** PROMPT **
Skip the pictures. Reproduce all other material exactly.

* START DATASET EXTRACT *

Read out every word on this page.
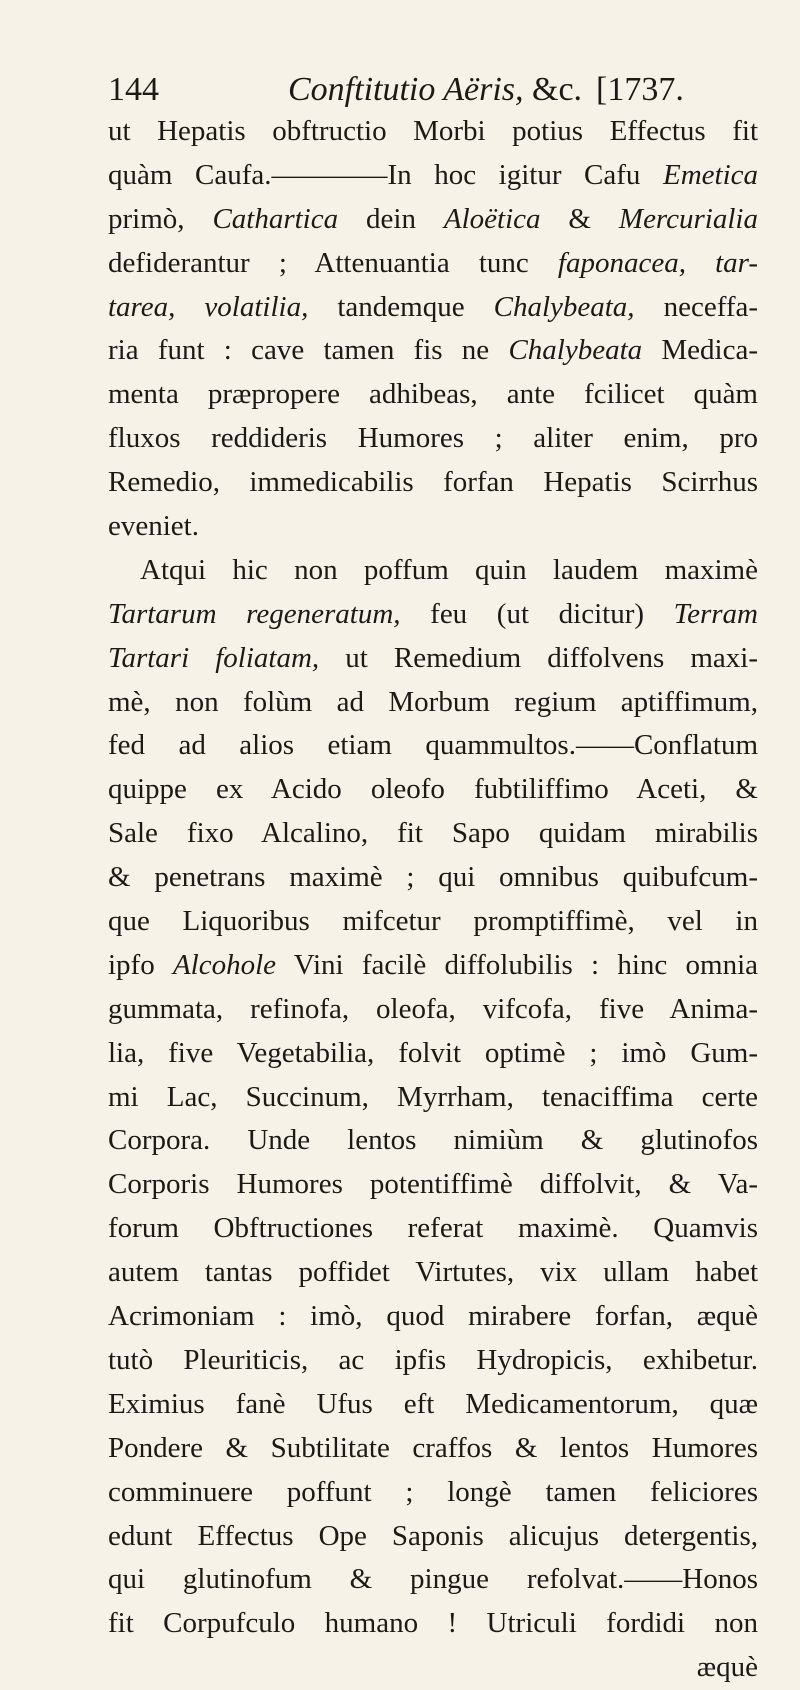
144	Conftitutio Aëris, &c. [1737.
ut Hepatis obftructio Morbi potius Effectus fit
quàm Caufa.————In hoc igitur Cafu Emetica
primò, Cathartica dein Aloëtica & Mercurialia
defiderantur ; Attenuantia tunc faponacea, tar-
tarea, volatilia, tandemque Chalybeata, neceffa-
ria funt : cave tamen fis ne Chalybeata Medica-
menta præpropere adhibeas, ante fcilicet quàm
fluxos reddideris Humores ; aliter enim, pro
Remedio, immedicabilis forfan Hepatis Scirrhus
eveniet.
Atqui hic non poffum quin laudem maximè
Tartarum regeneratum, feu (ut dicitur) Terram
Tartari foliatam, ut Remedium diffolvens maxi-
mè, non folùm ad Morbum regium aptiffimum,
fed ad alios etiam quammultos.——Conflatum
quippe ex Acido oleofo fubtiliffimo Aceti, &
Sale fixo Alcalino, fit Sapo quidam mirabilis
& penetrans maximè ; qui omnibus quibufcum-
que Liquoribus mifcetur promptiffimè, vel in
ipfo Alcohole Vini facilè diffolubilis : hinc omnia
gummata, refinofa, oleofa, vifcofa, five Anima-
lia, five Vegetabilia, folvit optimè ; imò Gum-
mi Lac, Succinum, Myrrham, tenaciffima certe
Corpora. Unde lentos nimiùm & glutinofos
Corporis Humores potentiffimè diffolvit, & Va-
forum Obftructiones referat maximè. Quamvis
autem tantas poffidet Virtutes, vix ullam habet
Acrimoniam : imò, quod mirabere forfan, æquè
tutò Pleuriticis, ac ipfis Hydropicis, exhibetur.
Eximius fanè Ufus eft Medicamentorum, quæ
Pondere & Subtilitate craffos & lentos Humores
comminuere poffunt ; longè tamen feliciores
edunt Effectus Ope Saponis alicujus detergentis,
qui glutinofum & pingue refolvat.——Honos
fit Corpufculo humano ! Utriculi fordidi non
æquè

* END DATASET EXTRACT *

** WRITTEN ANSWER **
Read out every word on this page.
144	Conftitutio Aëris, &c. [1737.
ut Hepatis obftructio Morbi potius Effectus fit
quàm Caufa.————In hoc igitur Cafu Emetica
primò, Cathartica dein Aloëtica & Mercurialia
defiderantur ; Attenuantia tunc faponacea, tar-
tarea, volatilia, tandemque Chalybeata, neceffa-
ria funt : cave tamen fis ne Chalybeata Medica-
menta præpropere adhibeas, ante fcilicet quàm
fluxos reddideris Humores ; aliter enim, pro
Remedio, immedicabilis forfan Hepatis Scirrhus
eveniet.
Atqui hic non poffum quin laudem maximè
Tartarum regeneratum, feu (ut dicitur) Terram
Tartari foliatam, ut Remedium diffolvens maxi-
mè, non folùm ad Morbum regium aptiffimum,
fed ad alios etiam quammultos.——Conflatum
quippe ex Acido oleofo fubtiliffimo Aceti, &
Sale fixo Alcalino, fit Sapo quidam mirabilis
& penetrans maximè ; qui omnibus quibufcum-
que Liquoribus mifcetur promptiffimè, vel in
ipfo Alcohole Vini facilè diffolubilis : hinc omnia
gummata, refinofa, oleofa, vifcofa, five Anima-
lia, five Vegetabilia, folvit optimè ; imò Gum-
mi Lac, Succinum, Myrrham, tenaciffima certe
Corpora. Unde lentos nimiùm & glutinofos
Corporis Humores potentiffimè diffolvit, & Va-
forum Obftructiones referat maximè. Quamvis
autem tantas poffidet Virtutes, vix ullam habet
Acrimoniam : imò, quod mirabere forfan, æquè
tutò Pleuriticis, ac ipfis Hydropicis, exhibetur.
Eximius fanè Ufus eft Medicamentorum, quæ
Pondere & Subtilitate craffos & lentos Humores
comminuere poffunt ; longè tamen feliciores
edunt Effectus Ope Saponis alicujus detergentis,
qui glutinofum & pingue refolvat.——Honos
fit Corpufculo humano ! Utriculi fordidi non
æquè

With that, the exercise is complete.